**Set task:**
Print every line of the records below, with no changes at all.

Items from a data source
※ ※ ※
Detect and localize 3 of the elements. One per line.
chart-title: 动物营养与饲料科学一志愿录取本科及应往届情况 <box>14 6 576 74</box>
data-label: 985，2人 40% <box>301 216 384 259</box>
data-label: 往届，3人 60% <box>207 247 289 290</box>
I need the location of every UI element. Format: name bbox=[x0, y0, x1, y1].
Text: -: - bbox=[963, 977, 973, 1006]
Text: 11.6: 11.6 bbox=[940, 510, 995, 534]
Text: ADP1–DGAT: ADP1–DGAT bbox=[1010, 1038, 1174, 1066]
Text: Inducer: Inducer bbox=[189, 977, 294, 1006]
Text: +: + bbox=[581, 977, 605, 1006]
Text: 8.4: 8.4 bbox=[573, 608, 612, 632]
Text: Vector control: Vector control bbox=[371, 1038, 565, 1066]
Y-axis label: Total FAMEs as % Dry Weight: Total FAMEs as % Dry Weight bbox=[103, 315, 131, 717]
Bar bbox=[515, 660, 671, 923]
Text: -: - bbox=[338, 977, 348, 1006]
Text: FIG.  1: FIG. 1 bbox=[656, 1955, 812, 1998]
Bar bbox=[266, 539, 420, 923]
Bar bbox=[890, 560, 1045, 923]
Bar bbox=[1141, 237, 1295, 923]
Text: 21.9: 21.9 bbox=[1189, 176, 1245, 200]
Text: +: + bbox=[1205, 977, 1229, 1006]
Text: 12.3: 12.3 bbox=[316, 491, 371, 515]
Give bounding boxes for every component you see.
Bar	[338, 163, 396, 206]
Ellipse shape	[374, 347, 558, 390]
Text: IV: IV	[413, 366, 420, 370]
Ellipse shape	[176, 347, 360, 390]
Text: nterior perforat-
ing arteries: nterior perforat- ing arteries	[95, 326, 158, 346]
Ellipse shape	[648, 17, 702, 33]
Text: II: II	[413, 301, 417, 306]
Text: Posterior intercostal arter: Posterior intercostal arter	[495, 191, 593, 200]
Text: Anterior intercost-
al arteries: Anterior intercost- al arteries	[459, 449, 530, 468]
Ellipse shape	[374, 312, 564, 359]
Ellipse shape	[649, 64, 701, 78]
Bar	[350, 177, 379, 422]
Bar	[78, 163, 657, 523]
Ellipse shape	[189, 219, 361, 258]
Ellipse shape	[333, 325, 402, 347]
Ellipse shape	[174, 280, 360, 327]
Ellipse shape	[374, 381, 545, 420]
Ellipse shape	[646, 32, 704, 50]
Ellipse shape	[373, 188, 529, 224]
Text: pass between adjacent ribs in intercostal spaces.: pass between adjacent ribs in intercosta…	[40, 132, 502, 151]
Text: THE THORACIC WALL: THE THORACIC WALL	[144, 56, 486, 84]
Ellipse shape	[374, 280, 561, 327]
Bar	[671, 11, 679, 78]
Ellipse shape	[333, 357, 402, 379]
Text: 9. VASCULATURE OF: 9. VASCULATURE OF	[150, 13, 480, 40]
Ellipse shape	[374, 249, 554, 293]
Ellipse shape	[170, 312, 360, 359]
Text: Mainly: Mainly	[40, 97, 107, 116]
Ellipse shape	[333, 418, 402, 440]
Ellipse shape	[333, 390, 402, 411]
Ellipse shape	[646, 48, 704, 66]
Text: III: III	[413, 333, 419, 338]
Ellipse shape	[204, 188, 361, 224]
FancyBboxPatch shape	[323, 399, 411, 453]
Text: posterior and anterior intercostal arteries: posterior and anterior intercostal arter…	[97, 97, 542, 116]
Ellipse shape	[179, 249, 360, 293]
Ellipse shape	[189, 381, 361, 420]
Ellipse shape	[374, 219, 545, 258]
※ ※ ※
**Written response:**
Detect and localize 3 of the elements. One per line.
chart-title: 动物营养与饲料科学一志愿录取本科及应往届情况 <box>14 6 576 74</box>
data-label: 985，2人 40% <box>301 216 384 259</box>
data-label: 往届，3人 60% <box>207 247 289 290</box>
I need the location of every UI element. Format: name bbox=[x0, y0, x1, y1].
Text: -: - bbox=[963, 977, 973, 1006]
Text: 11.6: 11.6 bbox=[940, 510, 995, 534]
Text: ADP1–DGAT: ADP1–DGAT bbox=[1010, 1038, 1174, 1066]
Text: Inducer: Inducer bbox=[189, 977, 294, 1006]
Text: +: + bbox=[581, 977, 605, 1006]
Text: 8.4: 8.4 bbox=[573, 608, 612, 632]
Text: Vector control: Vector control bbox=[371, 1038, 565, 1066]
Y-axis label: Total FAMEs as % Dry Weight: Total FAMEs as % Dry Weight bbox=[103, 315, 131, 717]
Bar bbox=[515, 660, 671, 923]
Text: -: - bbox=[338, 977, 348, 1006]
Text: FIG.  1: FIG. 1 bbox=[656, 1955, 812, 1998]
Bar bbox=[266, 539, 420, 923]
Bar bbox=[890, 560, 1045, 923]
Bar bbox=[1141, 237, 1295, 923]
Text: 21.9: 21.9 bbox=[1189, 176, 1245, 200]
Text: +: + bbox=[1205, 977, 1229, 1006]
Text: 12.3: 12.3 bbox=[316, 491, 371, 515]
Give bounding boxes for every component you see.
Bar	[338, 163, 396, 206]
Ellipse shape	[374, 347, 558, 390]
Text: IV: IV	[413, 366, 420, 370]
Ellipse shape	[176, 347, 360, 390]
Text: nterior perforat-
ing arteries: nterior perforat- ing arteries	[95, 326, 158, 346]
Ellipse shape	[648, 17, 702, 33]
Text: II: II	[413, 301, 417, 306]
Text: Posterior intercostal arter: Posterior intercostal arter	[495, 191, 593, 200]
Text: Anterior intercost-
al arteries: Anterior intercost- al arteries	[459, 449, 530, 468]
Ellipse shape	[374, 312, 564, 359]
Ellipse shape	[649, 64, 701, 78]
Bar	[350, 177, 379, 422]
Bar	[78, 163, 657, 523]
Ellipse shape	[189, 219, 361, 258]
Ellipse shape	[333, 325, 402, 347]
Ellipse shape	[174, 280, 360, 327]
Ellipse shape	[374, 381, 545, 420]
Ellipse shape	[646, 32, 704, 50]
Ellipse shape	[373, 188, 529, 224]
Text: pass between adjacent ribs in intercostal spaces.: pass between adjacent ribs in intercosta…	[40, 132, 502, 151]
Text: THE THORACIC WALL: THE THORACIC WALL	[144, 56, 486, 84]
Ellipse shape	[374, 280, 561, 327]
Bar	[671, 11, 679, 78]
Ellipse shape	[333, 357, 402, 379]
Text: 9. VASCULATURE OF: 9. VASCULATURE OF	[150, 13, 480, 40]
Ellipse shape	[374, 249, 554, 293]
Ellipse shape	[170, 312, 360, 359]
Text: Mainly: Mainly	[40, 97, 107, 116]
Ellipse shape	[333, 418, 402, 440]
Ellipse shape	[333, 390, 402, 411]
Ellipse shape	[646, 48, 704, 66]
Text: III: III	[413, 333, 419, 338]
Ellipse shape	[204, 188, 361, 224]
FancyBboxPatch shape	[323, 399, 411, 453]
Text: posterior and anterior intercostal arteries: posterior and anterior intercostal arter…	[97, 97, 542, 116]
Ellipse shape	[179, 249, 360, 293]
Ellipse shape	[189, 381, 361, 420]
Ellipse shape	[374, 219, 545, 258]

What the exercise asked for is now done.